→ **Job**: Every line below that holds the string "virtual" should be copied out.

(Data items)
━━━

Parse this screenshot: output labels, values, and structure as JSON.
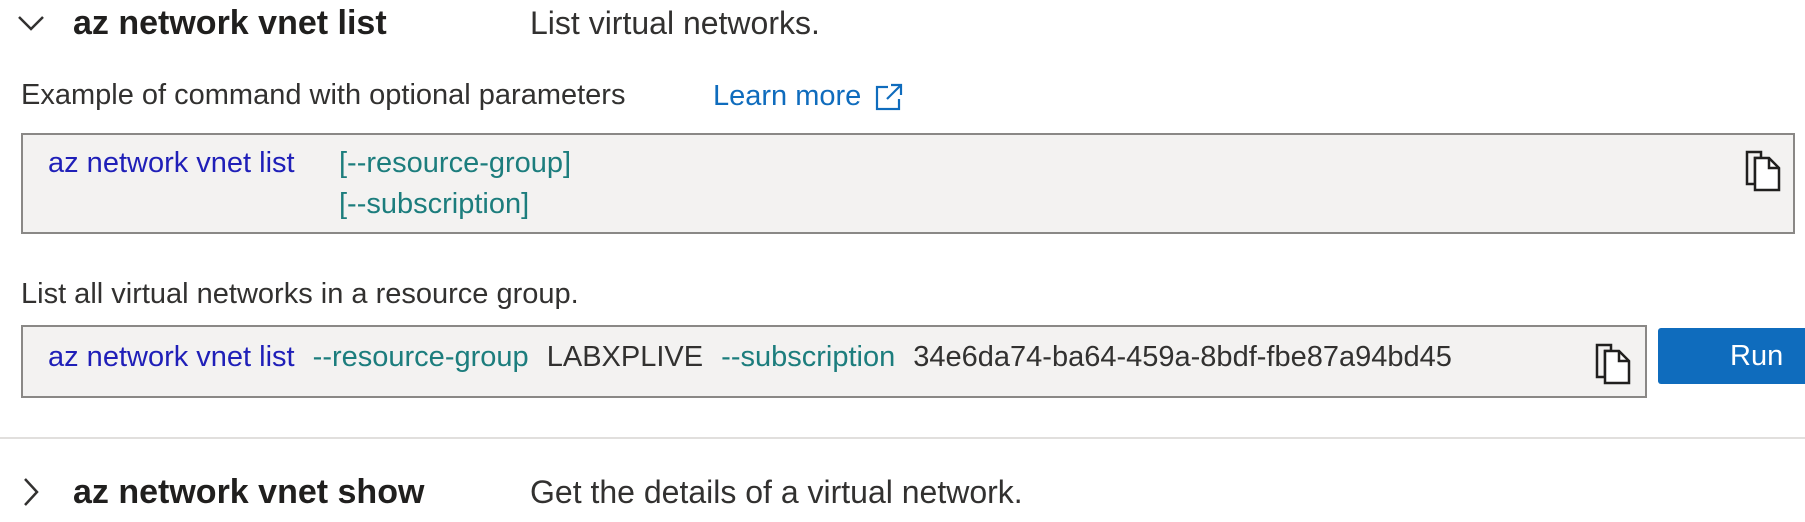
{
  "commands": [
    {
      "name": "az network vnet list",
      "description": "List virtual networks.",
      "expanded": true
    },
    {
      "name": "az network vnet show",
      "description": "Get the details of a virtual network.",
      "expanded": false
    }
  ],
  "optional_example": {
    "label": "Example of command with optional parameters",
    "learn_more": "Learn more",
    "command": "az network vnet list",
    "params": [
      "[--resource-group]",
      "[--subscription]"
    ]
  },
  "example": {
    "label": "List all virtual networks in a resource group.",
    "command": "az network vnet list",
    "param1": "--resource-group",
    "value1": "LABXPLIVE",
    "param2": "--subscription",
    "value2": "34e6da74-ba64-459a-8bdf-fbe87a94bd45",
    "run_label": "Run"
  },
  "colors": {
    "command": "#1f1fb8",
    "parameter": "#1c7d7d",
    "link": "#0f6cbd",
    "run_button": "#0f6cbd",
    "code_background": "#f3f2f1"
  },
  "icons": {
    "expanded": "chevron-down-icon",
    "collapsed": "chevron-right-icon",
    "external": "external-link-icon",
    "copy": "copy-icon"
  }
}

━━━

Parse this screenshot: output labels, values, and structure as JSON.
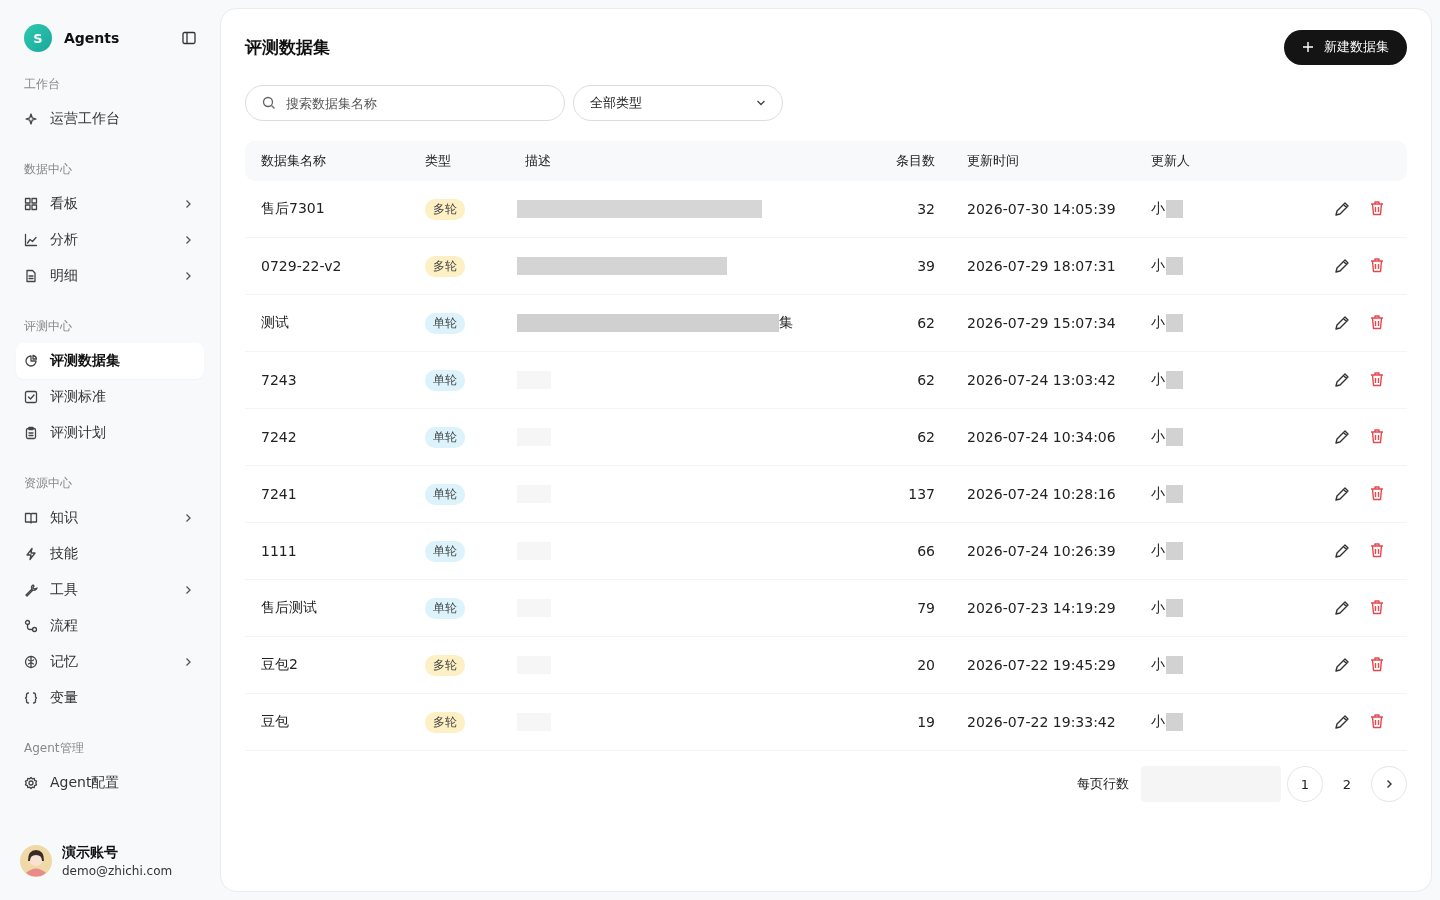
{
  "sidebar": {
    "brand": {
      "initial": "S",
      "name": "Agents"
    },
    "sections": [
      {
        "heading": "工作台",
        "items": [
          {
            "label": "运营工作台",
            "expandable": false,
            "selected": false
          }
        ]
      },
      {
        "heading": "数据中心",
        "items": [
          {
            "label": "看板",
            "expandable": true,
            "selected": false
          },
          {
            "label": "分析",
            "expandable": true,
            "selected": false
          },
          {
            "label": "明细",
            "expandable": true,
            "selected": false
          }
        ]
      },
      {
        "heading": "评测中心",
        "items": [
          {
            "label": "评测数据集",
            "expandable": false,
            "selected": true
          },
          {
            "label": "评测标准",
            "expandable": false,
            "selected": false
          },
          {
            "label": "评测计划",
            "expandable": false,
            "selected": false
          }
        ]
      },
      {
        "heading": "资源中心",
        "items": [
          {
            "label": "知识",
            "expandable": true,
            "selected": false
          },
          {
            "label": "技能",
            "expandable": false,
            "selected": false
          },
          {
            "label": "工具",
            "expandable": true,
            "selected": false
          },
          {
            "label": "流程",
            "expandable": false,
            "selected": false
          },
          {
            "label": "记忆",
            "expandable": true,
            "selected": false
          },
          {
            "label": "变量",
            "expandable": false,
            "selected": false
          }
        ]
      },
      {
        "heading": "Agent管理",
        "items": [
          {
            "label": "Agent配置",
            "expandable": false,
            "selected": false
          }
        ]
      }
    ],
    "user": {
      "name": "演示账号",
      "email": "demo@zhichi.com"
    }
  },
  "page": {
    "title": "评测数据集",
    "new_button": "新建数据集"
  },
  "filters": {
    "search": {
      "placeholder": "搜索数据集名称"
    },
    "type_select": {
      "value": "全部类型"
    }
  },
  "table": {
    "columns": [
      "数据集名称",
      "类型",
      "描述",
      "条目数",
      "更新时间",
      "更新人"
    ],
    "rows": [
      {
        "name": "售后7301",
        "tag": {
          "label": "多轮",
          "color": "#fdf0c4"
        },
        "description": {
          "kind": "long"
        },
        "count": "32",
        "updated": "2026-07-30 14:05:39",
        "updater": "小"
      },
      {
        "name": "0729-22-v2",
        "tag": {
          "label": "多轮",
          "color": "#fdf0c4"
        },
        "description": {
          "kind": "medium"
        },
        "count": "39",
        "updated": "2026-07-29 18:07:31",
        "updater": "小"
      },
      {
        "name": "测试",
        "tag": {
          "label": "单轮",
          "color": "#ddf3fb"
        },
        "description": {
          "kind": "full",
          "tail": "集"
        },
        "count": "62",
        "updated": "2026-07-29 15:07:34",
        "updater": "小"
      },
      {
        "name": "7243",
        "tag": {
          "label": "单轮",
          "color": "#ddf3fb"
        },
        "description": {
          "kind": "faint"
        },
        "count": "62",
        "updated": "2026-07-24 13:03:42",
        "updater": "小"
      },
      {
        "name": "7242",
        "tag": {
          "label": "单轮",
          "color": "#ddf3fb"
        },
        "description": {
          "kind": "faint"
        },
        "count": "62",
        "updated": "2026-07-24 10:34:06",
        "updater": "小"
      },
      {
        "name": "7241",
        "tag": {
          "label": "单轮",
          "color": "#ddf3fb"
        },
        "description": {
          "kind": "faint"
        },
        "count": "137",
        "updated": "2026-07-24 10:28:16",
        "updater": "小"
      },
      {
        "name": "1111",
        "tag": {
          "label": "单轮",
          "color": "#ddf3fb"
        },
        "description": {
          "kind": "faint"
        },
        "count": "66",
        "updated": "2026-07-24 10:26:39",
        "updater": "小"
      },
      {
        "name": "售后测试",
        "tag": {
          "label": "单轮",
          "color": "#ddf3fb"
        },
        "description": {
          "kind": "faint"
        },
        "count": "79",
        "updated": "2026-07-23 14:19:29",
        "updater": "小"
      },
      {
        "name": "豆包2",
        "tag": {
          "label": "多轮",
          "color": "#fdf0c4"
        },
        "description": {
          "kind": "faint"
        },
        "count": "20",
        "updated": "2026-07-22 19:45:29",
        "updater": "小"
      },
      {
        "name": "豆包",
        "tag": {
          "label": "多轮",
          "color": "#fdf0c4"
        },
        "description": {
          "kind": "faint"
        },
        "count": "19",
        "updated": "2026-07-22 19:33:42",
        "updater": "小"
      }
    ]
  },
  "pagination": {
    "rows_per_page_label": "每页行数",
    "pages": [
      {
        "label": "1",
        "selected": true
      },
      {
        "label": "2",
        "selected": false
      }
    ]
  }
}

━━━

→ **Response**:
      "description": "List virtual networks.",
      "description": "Get the details of a virtual network.",
    "label": "List all virtual networks in a resource group.",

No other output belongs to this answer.